**Do this:**
Copy all of the material word for word, except for the pictures.
[START Provided material]
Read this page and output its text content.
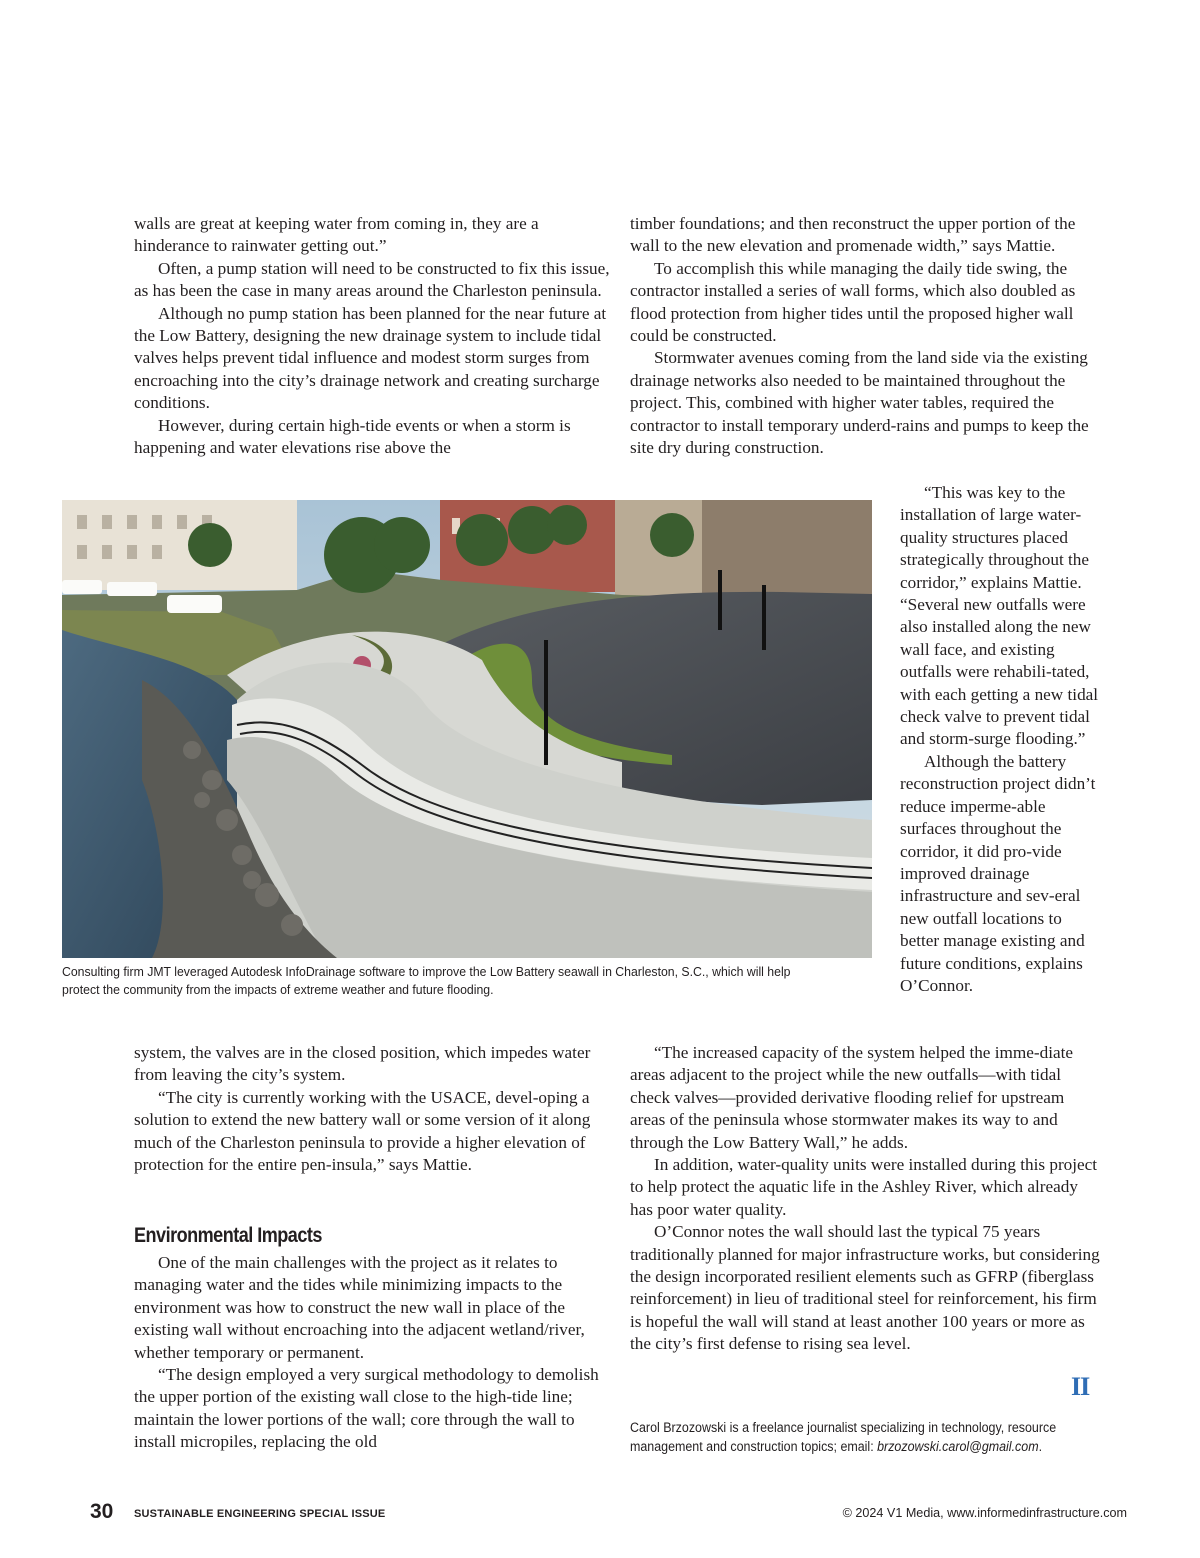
walls are great at keeping water from coming in, they are a hinderance to rainwater getting out.”

Often, a pump station will need to be constructed to fix this issue, as has been the case in many areas around the Charleston peninsula.

Although no pump station has been planned for the near future at the Low Battery, designing the new drainage system to include tidal valves helps prevent tidal influence and modest storm surges from encroaching into the city’s drainage network and creating surcharge conditions.

However, during certain high-tide events or when a storm is happening and water elevations rise above the

timber foundations; and then reconstruct the upper portion of the wall to the new elevation and promenade width,” says Mattie.

To accomplish this while managing the daily tide swing, the contractor installed a series of wall forms, which also doubled as flood protection from higher tides until the proposed higher wall could be constructed.

Stormwater avenues coming from the land side via the existing drainage networks also needed to be maintained throughout the project. This, combined with higher water tables, required the contractor to install temporary underd-rains and pumps to keep the site dry during construction.

Consulting firm JMT leveraged Autodesk InfoDrainage software to improve the Low Battery seawall in Charleston, S.C., which will help protect the community from the impacts of extreme weather and future flooding.

“This was key to the installation of large water-quality structures placed strategically throughout the corridor,” explains Mattie. “Several new outfalls were also installed along the new wall face, and existing outfalls were rehabili-tated, with each getting a new tidal check valve to prevent tidal and storm-surge flooding.”

Although the battery reconstruction project didn’t reduce imperme-able surfaces throughout the corridor, it did pro-vide improved drainage infrastructure and sev-eral new outfall locations to better manage existing and future conditions, explains O’Connor.

system, the valves are in the closed position, which impedes water from leaving the city’s system.

“The city is currently working with the USACE, devel-oping a solution to extend the new battery wall or some version of it along much of the Charleston peninsula to provide a higher elevation of protection for the entire pen-insula,” says Mattie.

Environmental Impacts

One of the main challenges with the project as it relates to managing water and the tides while minimizing impacts to the environment was how to construct the new wall in place of the existing wall without encroaching into the adjacent wetland/river, whether temporary or permanent.

“The design employed a very surgical methodology to demolish the upper portion of the existing wall close to the high-tide line; maintain the lower portions of the wall; core through the wall to install micropiles, replacing the old

“The increased capacity of the system helped the imme-diate areas adjacent to the project while the new outfalls—with tidal check valves—provided derivative flooding relief for upstream areas of the peninsula whose stormwater makes its way to and through the Low Battery Wall,” he adds.

In addition, water-quality units were installed during this project to help protect the aquatic life in the Ashley River, which already has poor water quality.

O’Connor notes the wall should last the typical 75 years traditionally planned for major infrastructure works, but considering the design incorporated resilient elements such as GFRP (fiberglass reinforcement) in lieu of traditional steel for reinforcement, his firm is hopeful the wall will stand at least another 100 years or more as the city’s first defense to rising sea level.

II
Carol Brzozowski is a freelance journalist specializing in technology, resource management and construction topics; email: brzozowski.carol@gmail.com.
30 SUSTAINABLE ENGINEERING SPECIAL ISSUE	© 2024 V1 Media, www.informedinfrastructure.com
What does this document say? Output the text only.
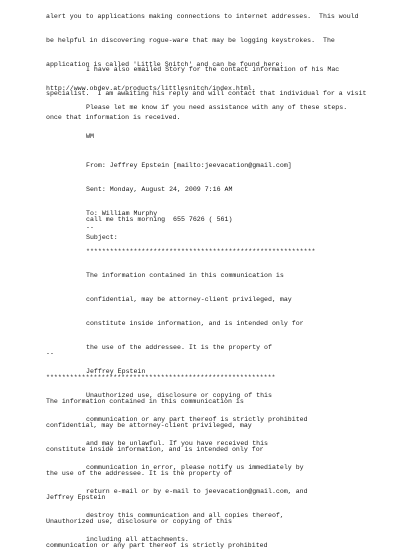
alert you to applications making connections to internet addresses.  This would

be helpful in discovering rogue-ware that may be logging keystrokes.  The

application is called 'Little Snitch' and can be found here:

http://www.obdev.at/products/littlesnitch/index.html.

I have also emailed Story for the contact information of his Mac

specialist.  I am awaiting his reply and will contact that individual for a visit

once that information is received.

Please let me know if you need assistance with any of these steps.

WM

From: Jeffrey Epstein [mailto:jeevacation@gmail.com]

Sent: Monday, August 24, 2009 7:16 AM

To: William Murphy

Subject:

call me this morning  655 7626 ( 561)

--

**********************************************************

The information contained in this communication is

confidential, may be attorney-client privileged, may

constitute inside information, and is intended only for

the use of the addressee. It is the property of

Jeffrey Epstein

Unauthorized use, disclosure or copying of this

communication or any part thereof is strictly prohibited

and may be unlawful. If you have received this

communication in error, please notify us immediately by

return e-mail or by e-mail to jeevacation@gmail.com, and

destroy this communication and all copies thereof,

including all attachments.

--

**********************************************************

The information contained in this communication is

confidential, may be attorney-client privileged, may

constitute inside information, and is intended only for

the use of the addressee. It is the property of

Jeffrey Epstein

Unauthorized use, disclosure or copying of this

communication or any part thereof is strictly prohibited
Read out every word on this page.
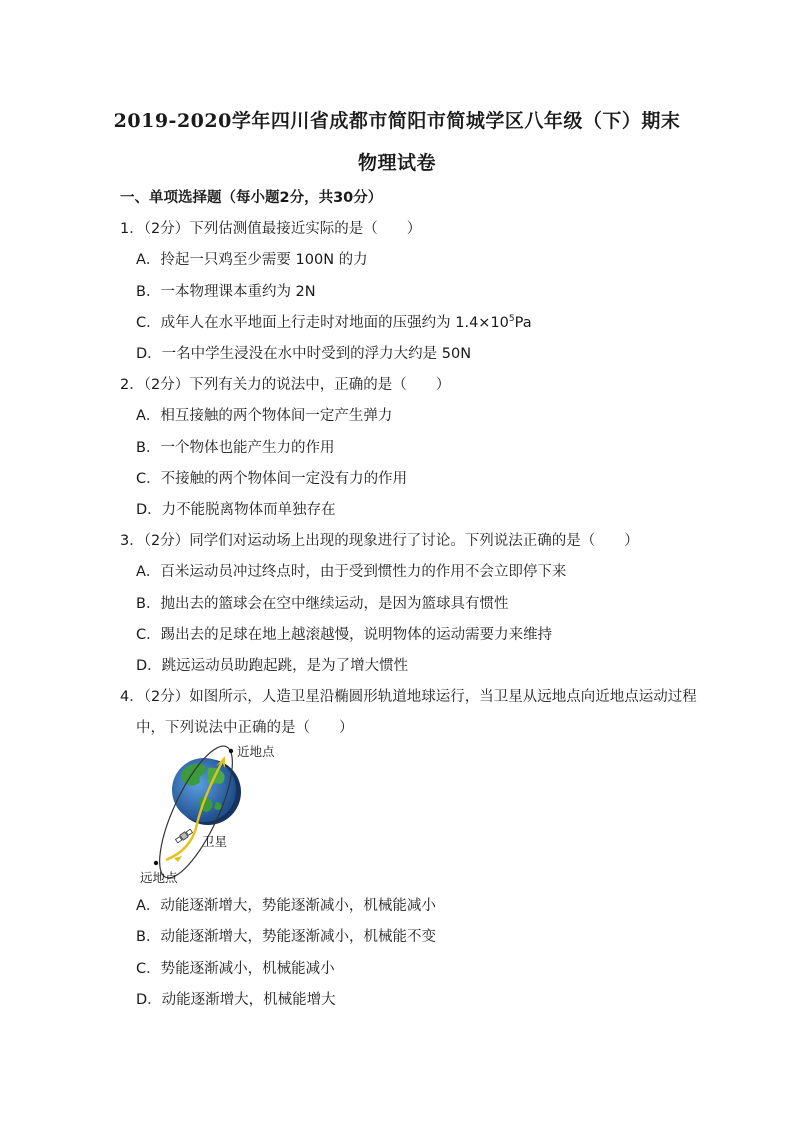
2019-2020学年四川省成都市简阳市简城学区八年级（下）期末
物理试卷
一、单项选择题（每小题2分，共30分）
1．（2分）下列估测值最接近实际的是（　　）
A．拎起一只鸡至少需要 100N 的力
B．一本物理课本重约为 2N
C．成年人在水平地面上行走时对地面的压强约为 $1.4\times 10^5Pa$
D．一名中学生浸没在水中时受到的浮力大约是 50N
2．（2分）下列有关力的说法中，正确的是（　　）
A．相互接触的两个物体间一定产生弹力
B．一个物体也能产生力的作用
C．不接触的两个物体间一定没有力的作用
D．力不能脱离物体而单独存在
3．（2分）同学们对运动场上出现的现象进行了讨论。下列说法正确的是（　　）
A．百米运动员冲过终点时，由于受到惯性力的作用不会立即停下来
B．抛出去的篮球会在空中继续运动，是因为篮球具有惯性
C．踢出去的足球在地上越滚越慢，说明物体的运动需要力来维持
D．跳远运动员助跑起跳，是为了增大惯性
4．（2分）如图所示，人造卫星沿椭圆形轨道地球运行，当卫星从远地点向近地点运动过程
中，下列说法中正确的是（　　）
近地点
远地点
卫星
A．动能逐渐增大，势能逐渐减小，机械能减小
B．动能逐渐增大，势能逐渐减小，机械能不变
C．势能逐渐减小，机械能减小
D．动能逐渐增大，机械能增大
[END Provided material]
**In response:**
Read this page and output its text content.
walls are great at keeping water from coming in, they are a hinderance to rainwater getting out.”

Often, a pump station will need to be constructed to fix this issue, as has been the case in many areas around the Charleston peninsula.

Although no pump station has been planned for the near future at the Low Battery, designing the new drainage system to include tidal valves helps prevent tidal influence and modest storm surges from encroaching into the city’s drainage network and creating surcharge conditions.

However, during certain high-tide events or when a storm is happening and water elevations rise above the

timber foundations; and then reconstruct the upper portion of the wall to the new elevation and promenade width,” says Mattie.

To accomplish this while managing the daily tide swing, the contractor installed a series of wall forms, which also doubled as flood protection from higher tides until the proposed higher wall could be constructed.

Stormwater avenues coming from the land side via the existing drainage networks also needed to be maintained throughout the project. This, combined with higher water tables, required the contractor to install temporary underd-rains and pumps to keep the site dry during construction.

Consulting firm JMT leveraged Autodesk InfoDrainage software to improve the Low Battery seawall in Charleston, S.C., which will help protect the community from the impacts of extreme weather and future flooding.

“This was key to the installation of large water-quality structures placed strategically throughout the corridor,” explains Mattie. “Several new outfalls were also installed along the new wall face, and existing outfalls were rehabili-tated, with each getting a new tidal check valve to prevent tidal and storm-surge flooding.”

Although the battery reconstruction project didn’t reduce imperme-able surfaces throughout the corridor, it did pro-vide improved drainage infrastructure and sev-eral new outfall locations to better manage existing and future conditions, explains O’Connor.

system, the valves are in the closed position, which impedes water from leaving the city’s system.

“The city is currently working with the USACE, devel-oping a solution to extend the new battery wall or some version of it along much of the Charleston peninsula to provide a higher elevation of protection for the entire pen-insula,” says Mattie.

Environmental Impacts

One of the main challenges with the project as it relates to managing water and the tides while minimizing impacts to the environment was how to construct the new wall in place of the existing wall without encroaching into the adjacent wetland/river, whether temporary or permanent.

“The design employed a very surgical methodology to demolish the upper portion of the existing wall close to the high-tide line; maintain the lower portions of the wall; core through the wall to install micropiles, replacing the old

“The increased capacity of the system helped the imme-diate areas adjacent to the project while the new outfalls—with tidal check valves—provided derivative flooding relief for upstream areas of the peninsula whose stormwater makes its way to and through the Low Battery Wall,” he adds.

In addition, water-quality units were installed during this project to help protect the aquatic life in the Ashley River, which already has poor water quality.

O’Connor notes the wall should last the typical 75 years traditionally planned for major infrastructure works, but considering the design incorporated resilient elements such as GFRP (fiberglass reinforcement) in lieu of traditional steel for reinforcement, his firm is hopeful the wall will stand at least another 100 years or more as the city’s first defense to rising sea level.

II
Carol Brzozowski is a freelance journalist specializing in technology, resource management and construction topics; email: brzozowski.carol@gmail.com.
30 SUSTAINABLE ENGINEERING SPECIAL ISSUE	© 2024 V1 Media, www.informedinfrastructure.com
What does this document say? Output the text only.
alert you to applications making connections to internet addresses.  This would

be helpful in discovering rogue-ware that may be logging keystrokes.  The

application is called 'Little Snitch' and can be found here:

http://www.obdev.at/products/littlesnitch/index.html.

I have also emailed Story for the contact information of his Mac

specialist.  I am awaiting his reply and will contact that individual for a visit

once that information is received.

Please let me know if you need assistance with any of these steps.

WM

From: Jeffrey Epstein [mailto:jeevacation@gmail.com]

Sent: Monday, August 24, 2009 7:16 AM

To: William Murphy

Subject:

call me this morning  655 7626 ( 561)

--

**********************************************************

The information contained in this communication is

confidential, may be attorney-client privileged, may

constitute inside information, and is intended only for

the use of the addressee. It is the property of

Jeffrey Epstein

Unauthorized use, disclosure or copying of this

communication or any part thereof is strictly prohibited

and may be unlawful. If you have received this

communication in error, please notify us immediately by

return e-mail or by e-mail to jeevacation@gmail.com, and

destroy this communication and all copies thereof,

including all attachments.

--

**********************************************************

The information contained in this communication is

confidential, may be attorney-client privileged, may

constitute inside information, and is intended only for

the use of the addressee. It is the property of

Jeffrey Epstein

Unauthorized use, disclosure or copying of this

communication or any part thereof is strictly prohibited
Read out every word on this page.
2019-2020学年四川省成都市简阳市简城学区八年级（下）期末
物理试卷
一、单项选择题（每小题2分，共30分）
1．（2分）下列估测值最接近实际的是（　　）
A．拎起一只鸡至少需要 100N 的力
B．一本物理课本重约为 2N
C．成年人在水平地面上行走时对地面的压强约为 $1.4\times 10^5Pa$
D．一名中学生浸没在水中时受到的浮力大约是 50N
2．（2分）下列有关力的说法中，正确的是（　　）
A．相互接触的两个物体间一定产生弹力
B．一个物体也能产生力的作用
C．不接触的两个物体间一定没有力的作用
D．力不能脱离物体而单独存在
3．（2分）同学们对运动场上出现的现象进行了讨论。下列说法正确的是（　　）
A．百米运动员冲过终点时，由于受到惯性力的作用不会立即停下来
B．抛出去的篮球会在空中继续运动，是因为篮球具有惯性
C．踢出去的足球在地上越滚越慢，说明物体的运动需要力来维持
D．跳远运动员助跑起跳，是为了增大惯性
4．（2分）如图所示，人造卫星沿椭圆形轨道地球运行，当卫星从远地点向近地点运动过程
中，下列说法中正确的是（　　）
近地点
远地点
卫星
A．动能逐渐增大，势能逐渐减小，机械能减小
B．动能逐渐增大，势能逐渐减小，机械能不变
C．势能逐渐减小，机械能减小
D．动能逐渐增大，机械能增大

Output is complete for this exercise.